Short task: Keep only the lines of the listing that include the word "cdot", and copy them.

Extracted records
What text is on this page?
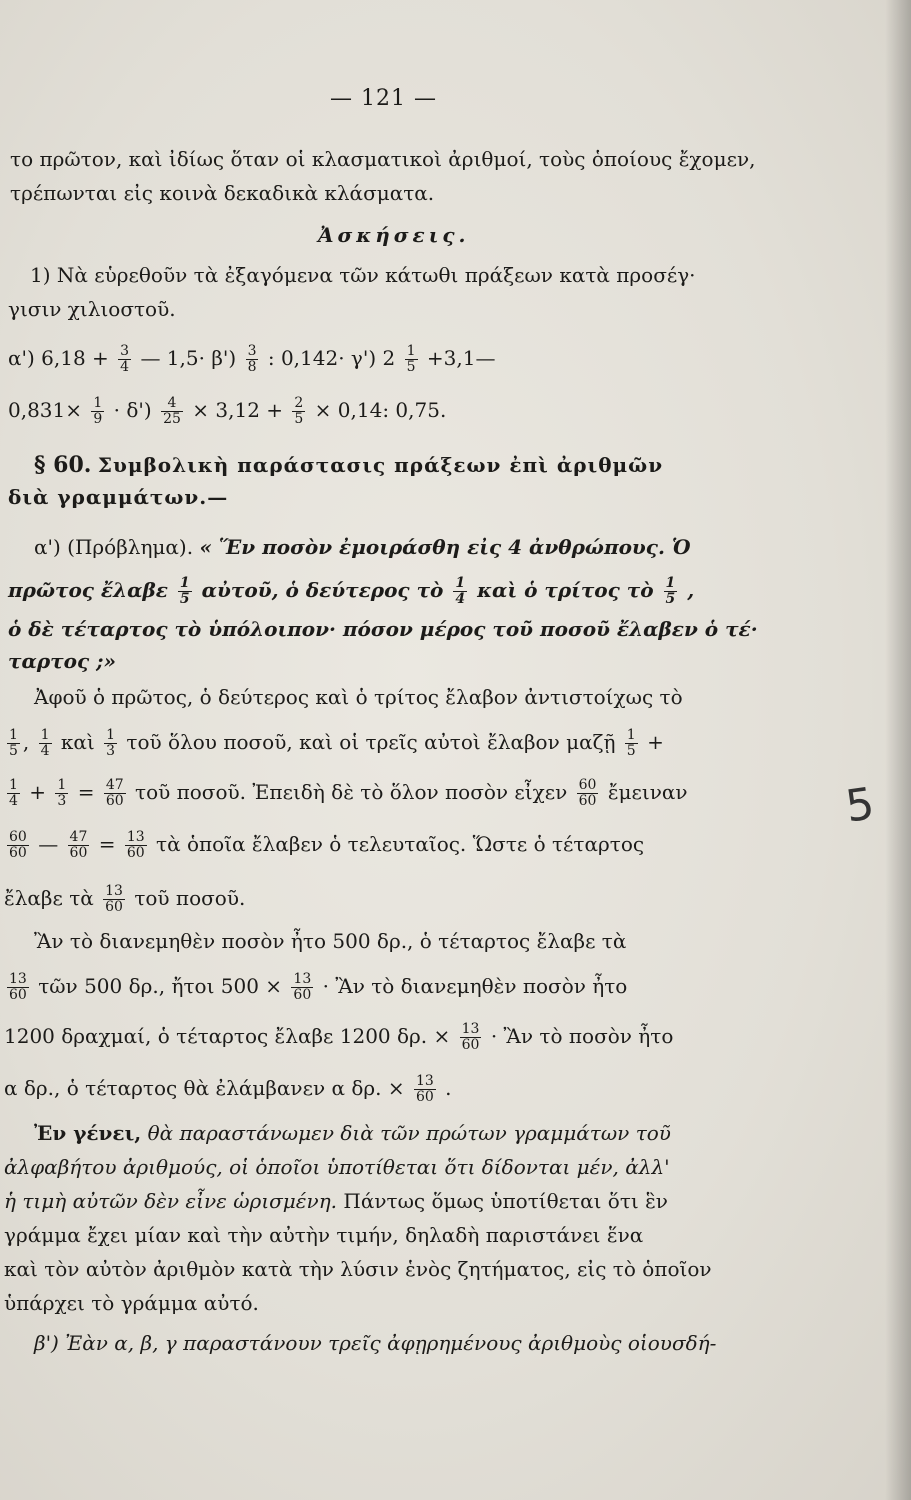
— 121 —
το πρῶτον, καὶ ἰδίως ὅταν οἱ κλασματικοὶ ἀριθμοί, τοὺς ὁποίους ἔχομεν,
τρέπωνται εἰς κοινὰ δεκαδικὰ κλάσματα.
Ἀσκήσεις.
1) Νὰ εὑρεθοῦν τὰ ἐξαγόμενα τῶν κάτωθι πράξεων κατὰ προσέγ·
γισιν χιλιοστοῦ.
α') $6,18 + \frac{3}{4}$ — $1,5\cdot \beta') \frac{3}{8}$ : 0,142· γ') $2 \frac{1}{5}$ +3,1—
$0,831\times \frac{1}{9} \cdot \delta') \frac{4}{25} \times 3,12 + \frac{2}{5} \times 0,14$: 0,75.
§ 60. Συμβολικὴ παράστασις πράξεων ἐπὶ ἀριθμῶν
διὰ γραμμάτων.—
α') (Πρόβλημα). « Ἕν ποσὸν ἐμοιράσθη εἰς 4 ἀνθρώπους. Ὁ
πρῶτος ἔλαβε $\frac{1}{5}$ αὐτοῦ, ὁ δεύτερος τὸ $\frac{1}{4}$ καὶ ὁ τρίτος τὸ $\frac{1}{5}$ ,
ὁ δὲ τέταρτος τὸ ὑπόλοιπον· πόσον μέρος τοῦ ποσοῦ ἔλαβεν ὁ τέ·
ταρτος ;»
Ἀφοῦ ὁ πρῶτος, ὁ δεύτερος καὶ ὁ τρίτος ἔλαβον ἀντιστοίχως τὸ
$\frac{1}{5}$ , $\frac{1}{4}$ καὶ $\frac{1}{3}$ τοῦ ὅλου ποσοῦ, καὶ οἱ τρεῖς αὐτοὶ ἔλαβον μαζῇ $\frac{1}{5}$ +
$\frac{1}{4} + \frac{1}{3} = \frac{47}{60}$ τοῦ ποσοῦ. Ἐπειδὴ δὲ τὸ ὅλον ποσὸν εἶχεν $\frac{60}{60}$ ἔμειναν
$\frac{60}{60}$ — $\frac{47}{60} = \frac{13}{60}$ τὰ ὁποῖα ἔλαβεν ὁ τελευταῖος. Ὥστε ὁ τέταρτος
ἔλαβε τὰ $\frac{13}{60}$ τοῦ ποσοῦ.
Ἂν τὸ διανεμηθὲν ποσὸν ἦτο 500 δρ., ὁ τέταρτος ἔλαβε τὰ
$\frac{13}{60}$ τῶν 500 δρ., ἤτοι $500 \times \frac{13}{60}$ · Ἂν τὸ διανεμηθὲν ποσὸν ἦτο
1200 δραχμαί, ὁ τέταρτος ἔλαβε 1200 δρ. × $\frac{13}{60}$ · Ἂν τὸ ποσὸν ἦτο
α δρ., ὁ τέταρτος θὰ ἐλάμβανεν α δρ. × $\frac{13}{60}$ .
Ἐν γένει, θὰ παραστάνωμεν διὰ τῶν πρώτων γραμμάτων τοῦ
ἀλφαβήτου ἀριθμούς, οἱ ὁποῖοι ὑποτίθεται ὅτι δίδονται μέν, ἀλλ'
ἡ τιμὴ αὐτῶν δὲν εἶνε ὡρισμένη. Πάντως ὅμως ὑποτίθεται ὅτι ἓν
γράμμα ἔχει μίαν καὶ τὴν αὐτὴν τιμήν, δηλαδὴ παριστάνει ἕνα
καὶ τὸν αὐτὸν ἀριθμὸν κατὰ τὴν λύσιν ἑνὸς ζητήματος, εἰς τὸ ὁποῖον
ὑπάρχει τὸ γράμμα αὐτό.
β') Ἐὰν α, β, γ παραστάνουν τρεῖς ἀφῃρημένους ἀριθμοὺς οἱουσδή-
5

Final answer:
α') $6,18 + \frac{3}{4}$ — $1,5\cdot \beta') \frac{3}{8}$ : 0,142· γ') $2 \frac{1}{5}$ +3,1—
$0,831\times \frac{1}{9} \cdot \delta') \frac{4}{25} \times 3,12 + \frac{2}{5} \times 0,14$: 0,75.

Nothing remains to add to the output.